* Provided records *
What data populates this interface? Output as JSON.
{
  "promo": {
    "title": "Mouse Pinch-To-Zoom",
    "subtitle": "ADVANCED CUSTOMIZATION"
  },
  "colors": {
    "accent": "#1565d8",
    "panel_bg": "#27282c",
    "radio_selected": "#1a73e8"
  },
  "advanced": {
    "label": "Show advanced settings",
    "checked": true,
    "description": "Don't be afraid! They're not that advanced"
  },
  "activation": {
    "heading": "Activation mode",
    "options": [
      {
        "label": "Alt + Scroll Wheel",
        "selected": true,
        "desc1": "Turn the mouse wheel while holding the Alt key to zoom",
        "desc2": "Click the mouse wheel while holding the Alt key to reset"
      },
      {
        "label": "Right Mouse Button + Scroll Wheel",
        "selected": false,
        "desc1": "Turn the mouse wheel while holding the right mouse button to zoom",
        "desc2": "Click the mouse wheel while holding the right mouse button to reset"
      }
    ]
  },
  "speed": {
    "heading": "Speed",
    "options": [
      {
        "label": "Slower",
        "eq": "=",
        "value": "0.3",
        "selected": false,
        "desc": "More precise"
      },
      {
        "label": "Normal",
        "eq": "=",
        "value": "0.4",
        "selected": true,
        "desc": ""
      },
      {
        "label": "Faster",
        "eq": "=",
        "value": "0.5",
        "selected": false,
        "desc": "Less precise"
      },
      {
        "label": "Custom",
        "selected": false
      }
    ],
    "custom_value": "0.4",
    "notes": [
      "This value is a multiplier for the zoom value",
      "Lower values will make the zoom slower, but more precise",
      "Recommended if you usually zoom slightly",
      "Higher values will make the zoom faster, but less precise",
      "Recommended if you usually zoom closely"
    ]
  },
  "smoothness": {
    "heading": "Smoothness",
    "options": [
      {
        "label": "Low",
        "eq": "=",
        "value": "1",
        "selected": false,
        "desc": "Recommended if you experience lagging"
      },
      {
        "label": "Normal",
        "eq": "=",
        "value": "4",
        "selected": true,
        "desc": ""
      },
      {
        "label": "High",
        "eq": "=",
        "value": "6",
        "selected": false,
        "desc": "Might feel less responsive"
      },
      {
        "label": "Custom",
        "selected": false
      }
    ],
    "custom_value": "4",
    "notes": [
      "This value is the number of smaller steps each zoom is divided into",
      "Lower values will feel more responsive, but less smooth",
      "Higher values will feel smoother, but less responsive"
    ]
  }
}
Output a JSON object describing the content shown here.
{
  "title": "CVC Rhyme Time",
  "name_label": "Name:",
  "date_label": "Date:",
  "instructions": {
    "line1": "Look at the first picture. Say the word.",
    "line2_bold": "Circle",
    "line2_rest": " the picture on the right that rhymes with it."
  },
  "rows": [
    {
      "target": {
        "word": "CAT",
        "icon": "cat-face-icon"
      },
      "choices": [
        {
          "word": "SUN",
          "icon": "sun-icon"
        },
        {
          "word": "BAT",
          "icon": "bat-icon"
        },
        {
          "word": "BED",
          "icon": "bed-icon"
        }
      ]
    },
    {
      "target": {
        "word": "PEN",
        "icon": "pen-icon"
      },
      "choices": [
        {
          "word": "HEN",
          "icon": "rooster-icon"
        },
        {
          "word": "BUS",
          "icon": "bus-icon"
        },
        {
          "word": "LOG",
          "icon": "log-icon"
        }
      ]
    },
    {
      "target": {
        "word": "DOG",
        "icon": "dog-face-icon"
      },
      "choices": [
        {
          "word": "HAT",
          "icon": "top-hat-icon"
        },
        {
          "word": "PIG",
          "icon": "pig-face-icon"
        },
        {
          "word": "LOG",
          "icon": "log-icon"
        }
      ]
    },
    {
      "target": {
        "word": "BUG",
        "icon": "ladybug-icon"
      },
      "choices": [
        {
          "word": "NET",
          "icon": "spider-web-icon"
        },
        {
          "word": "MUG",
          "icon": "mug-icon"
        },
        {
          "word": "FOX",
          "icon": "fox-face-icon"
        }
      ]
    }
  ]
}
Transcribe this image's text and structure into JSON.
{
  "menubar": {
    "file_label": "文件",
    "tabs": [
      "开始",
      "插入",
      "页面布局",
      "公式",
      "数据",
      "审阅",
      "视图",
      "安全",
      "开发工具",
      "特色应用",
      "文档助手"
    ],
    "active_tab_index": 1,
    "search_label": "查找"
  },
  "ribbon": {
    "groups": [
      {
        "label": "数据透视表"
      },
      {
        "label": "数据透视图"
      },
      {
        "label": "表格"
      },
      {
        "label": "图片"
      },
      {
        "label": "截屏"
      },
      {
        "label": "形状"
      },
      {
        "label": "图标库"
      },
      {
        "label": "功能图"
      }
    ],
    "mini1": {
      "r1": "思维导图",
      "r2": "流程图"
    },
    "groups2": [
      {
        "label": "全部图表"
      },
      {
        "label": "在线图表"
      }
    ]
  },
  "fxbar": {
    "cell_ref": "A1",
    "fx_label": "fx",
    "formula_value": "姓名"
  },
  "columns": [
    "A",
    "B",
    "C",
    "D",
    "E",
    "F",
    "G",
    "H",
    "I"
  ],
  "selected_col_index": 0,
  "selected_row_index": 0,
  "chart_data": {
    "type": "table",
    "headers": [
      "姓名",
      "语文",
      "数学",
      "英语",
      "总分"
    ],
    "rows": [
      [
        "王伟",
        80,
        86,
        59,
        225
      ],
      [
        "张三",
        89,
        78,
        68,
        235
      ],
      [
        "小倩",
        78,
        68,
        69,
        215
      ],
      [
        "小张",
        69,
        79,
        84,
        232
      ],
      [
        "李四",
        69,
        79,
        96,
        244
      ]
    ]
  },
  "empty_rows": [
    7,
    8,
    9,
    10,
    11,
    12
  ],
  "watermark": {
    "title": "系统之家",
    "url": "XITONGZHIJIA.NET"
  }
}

* Given instruction *
Gather each line in these records that contains the string "reset".

* Correct answer *
        "desc2": "Click the mouse wheel while holding the Alt key to reset"
        "desc2": "Click the mouse wheel while holding the right mouse button to reset"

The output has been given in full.